### [Task description]
Look through the entries below and count the lines with the word "labels" in them; give only the number.
____ Supplied data
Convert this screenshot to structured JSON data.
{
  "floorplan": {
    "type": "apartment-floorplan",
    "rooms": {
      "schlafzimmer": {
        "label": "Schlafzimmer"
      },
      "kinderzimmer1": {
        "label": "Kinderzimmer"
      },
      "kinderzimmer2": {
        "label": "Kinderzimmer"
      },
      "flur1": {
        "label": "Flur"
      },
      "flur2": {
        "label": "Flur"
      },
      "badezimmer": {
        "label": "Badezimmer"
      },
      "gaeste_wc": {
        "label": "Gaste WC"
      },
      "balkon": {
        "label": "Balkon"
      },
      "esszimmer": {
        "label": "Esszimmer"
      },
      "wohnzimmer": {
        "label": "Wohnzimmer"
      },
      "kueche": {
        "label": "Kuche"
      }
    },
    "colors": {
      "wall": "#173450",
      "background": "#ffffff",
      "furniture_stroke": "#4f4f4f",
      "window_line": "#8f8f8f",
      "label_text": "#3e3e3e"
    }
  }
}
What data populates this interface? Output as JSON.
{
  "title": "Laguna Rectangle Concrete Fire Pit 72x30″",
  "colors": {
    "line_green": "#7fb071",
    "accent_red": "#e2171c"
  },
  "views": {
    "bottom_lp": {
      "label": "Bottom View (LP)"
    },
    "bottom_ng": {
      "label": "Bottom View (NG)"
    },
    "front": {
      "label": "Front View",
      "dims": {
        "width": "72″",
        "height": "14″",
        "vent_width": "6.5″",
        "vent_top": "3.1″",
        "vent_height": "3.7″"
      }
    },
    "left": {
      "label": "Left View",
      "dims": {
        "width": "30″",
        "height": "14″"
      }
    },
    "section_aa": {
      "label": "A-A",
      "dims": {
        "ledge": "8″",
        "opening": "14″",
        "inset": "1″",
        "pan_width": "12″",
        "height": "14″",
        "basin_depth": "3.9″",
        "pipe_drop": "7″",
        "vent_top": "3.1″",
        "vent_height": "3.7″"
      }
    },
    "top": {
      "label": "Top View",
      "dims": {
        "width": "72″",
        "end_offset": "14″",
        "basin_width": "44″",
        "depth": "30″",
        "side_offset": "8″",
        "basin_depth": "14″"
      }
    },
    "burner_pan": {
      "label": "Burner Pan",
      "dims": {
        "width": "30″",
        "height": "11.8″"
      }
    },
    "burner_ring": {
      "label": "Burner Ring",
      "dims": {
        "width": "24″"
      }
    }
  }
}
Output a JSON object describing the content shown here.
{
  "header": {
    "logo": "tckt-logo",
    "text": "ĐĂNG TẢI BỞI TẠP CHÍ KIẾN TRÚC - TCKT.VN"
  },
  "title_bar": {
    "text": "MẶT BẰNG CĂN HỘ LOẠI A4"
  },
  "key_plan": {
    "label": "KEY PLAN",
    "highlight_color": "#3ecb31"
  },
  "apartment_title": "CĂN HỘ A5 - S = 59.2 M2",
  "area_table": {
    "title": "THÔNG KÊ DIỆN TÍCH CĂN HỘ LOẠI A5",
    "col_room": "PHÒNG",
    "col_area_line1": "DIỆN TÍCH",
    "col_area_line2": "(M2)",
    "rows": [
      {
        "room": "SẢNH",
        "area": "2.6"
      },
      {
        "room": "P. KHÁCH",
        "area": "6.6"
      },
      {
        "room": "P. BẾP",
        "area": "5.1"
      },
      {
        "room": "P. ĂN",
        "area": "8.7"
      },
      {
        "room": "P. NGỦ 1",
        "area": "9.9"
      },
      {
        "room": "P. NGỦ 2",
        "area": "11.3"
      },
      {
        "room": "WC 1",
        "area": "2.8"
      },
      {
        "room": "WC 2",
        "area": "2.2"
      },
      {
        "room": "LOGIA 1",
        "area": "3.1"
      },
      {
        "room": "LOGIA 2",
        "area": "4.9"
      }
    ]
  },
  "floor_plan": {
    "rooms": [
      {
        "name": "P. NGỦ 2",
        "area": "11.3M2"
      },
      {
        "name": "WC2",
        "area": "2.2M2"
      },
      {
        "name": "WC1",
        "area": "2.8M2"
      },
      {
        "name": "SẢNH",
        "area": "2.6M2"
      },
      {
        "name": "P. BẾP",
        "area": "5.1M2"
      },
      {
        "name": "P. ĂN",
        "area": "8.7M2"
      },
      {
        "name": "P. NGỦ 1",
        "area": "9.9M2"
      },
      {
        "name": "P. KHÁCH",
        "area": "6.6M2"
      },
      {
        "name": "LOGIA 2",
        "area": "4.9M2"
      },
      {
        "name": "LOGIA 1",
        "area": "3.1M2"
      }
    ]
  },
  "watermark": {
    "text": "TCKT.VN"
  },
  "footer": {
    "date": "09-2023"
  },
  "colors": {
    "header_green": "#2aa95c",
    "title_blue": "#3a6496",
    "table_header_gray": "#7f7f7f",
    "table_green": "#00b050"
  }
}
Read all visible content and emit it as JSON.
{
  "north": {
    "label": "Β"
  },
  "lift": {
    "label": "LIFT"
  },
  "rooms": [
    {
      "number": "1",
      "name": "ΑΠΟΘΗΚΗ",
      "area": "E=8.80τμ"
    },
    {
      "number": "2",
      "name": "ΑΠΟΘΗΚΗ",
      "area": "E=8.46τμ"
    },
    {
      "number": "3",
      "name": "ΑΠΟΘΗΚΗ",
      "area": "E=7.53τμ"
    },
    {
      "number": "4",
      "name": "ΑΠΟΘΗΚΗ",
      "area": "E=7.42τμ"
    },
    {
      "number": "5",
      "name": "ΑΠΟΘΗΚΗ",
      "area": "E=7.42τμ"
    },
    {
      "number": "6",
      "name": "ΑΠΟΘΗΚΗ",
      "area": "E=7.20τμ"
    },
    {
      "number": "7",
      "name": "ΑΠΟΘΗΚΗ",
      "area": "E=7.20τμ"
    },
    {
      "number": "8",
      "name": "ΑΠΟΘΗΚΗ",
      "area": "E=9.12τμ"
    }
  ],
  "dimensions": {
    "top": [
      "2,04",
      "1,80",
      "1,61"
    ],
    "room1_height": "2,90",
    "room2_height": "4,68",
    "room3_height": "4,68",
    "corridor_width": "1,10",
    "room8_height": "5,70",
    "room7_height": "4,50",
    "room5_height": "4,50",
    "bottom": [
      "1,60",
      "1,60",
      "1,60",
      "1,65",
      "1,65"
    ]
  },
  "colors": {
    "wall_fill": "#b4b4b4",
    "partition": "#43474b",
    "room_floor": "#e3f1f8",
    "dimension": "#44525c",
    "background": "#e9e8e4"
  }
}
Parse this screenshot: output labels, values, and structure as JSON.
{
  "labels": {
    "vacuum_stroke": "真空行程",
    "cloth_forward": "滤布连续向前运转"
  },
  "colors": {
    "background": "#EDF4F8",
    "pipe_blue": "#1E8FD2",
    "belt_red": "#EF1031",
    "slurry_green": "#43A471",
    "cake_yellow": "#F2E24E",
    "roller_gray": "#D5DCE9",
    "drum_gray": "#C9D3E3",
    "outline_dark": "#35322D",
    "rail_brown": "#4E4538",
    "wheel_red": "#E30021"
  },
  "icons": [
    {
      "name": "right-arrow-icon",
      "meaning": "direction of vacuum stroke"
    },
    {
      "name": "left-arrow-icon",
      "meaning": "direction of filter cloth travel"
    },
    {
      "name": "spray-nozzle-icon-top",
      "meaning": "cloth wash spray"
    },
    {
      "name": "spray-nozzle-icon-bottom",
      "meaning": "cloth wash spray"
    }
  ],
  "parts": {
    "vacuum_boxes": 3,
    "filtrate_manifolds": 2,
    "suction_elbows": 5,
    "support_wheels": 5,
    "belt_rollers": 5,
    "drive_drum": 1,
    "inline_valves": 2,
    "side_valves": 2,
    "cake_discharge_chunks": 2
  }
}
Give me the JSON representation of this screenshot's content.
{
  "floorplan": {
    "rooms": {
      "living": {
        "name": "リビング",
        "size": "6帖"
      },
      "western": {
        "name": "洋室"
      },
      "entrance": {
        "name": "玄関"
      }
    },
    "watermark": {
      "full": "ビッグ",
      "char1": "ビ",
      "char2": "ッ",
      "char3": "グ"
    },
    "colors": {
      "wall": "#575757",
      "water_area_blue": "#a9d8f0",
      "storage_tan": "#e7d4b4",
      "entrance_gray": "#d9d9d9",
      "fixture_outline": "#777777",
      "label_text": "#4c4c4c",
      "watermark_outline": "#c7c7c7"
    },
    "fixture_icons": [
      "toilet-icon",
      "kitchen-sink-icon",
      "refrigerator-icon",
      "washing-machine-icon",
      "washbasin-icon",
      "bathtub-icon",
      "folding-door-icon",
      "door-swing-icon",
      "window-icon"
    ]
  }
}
________
### [The response]
2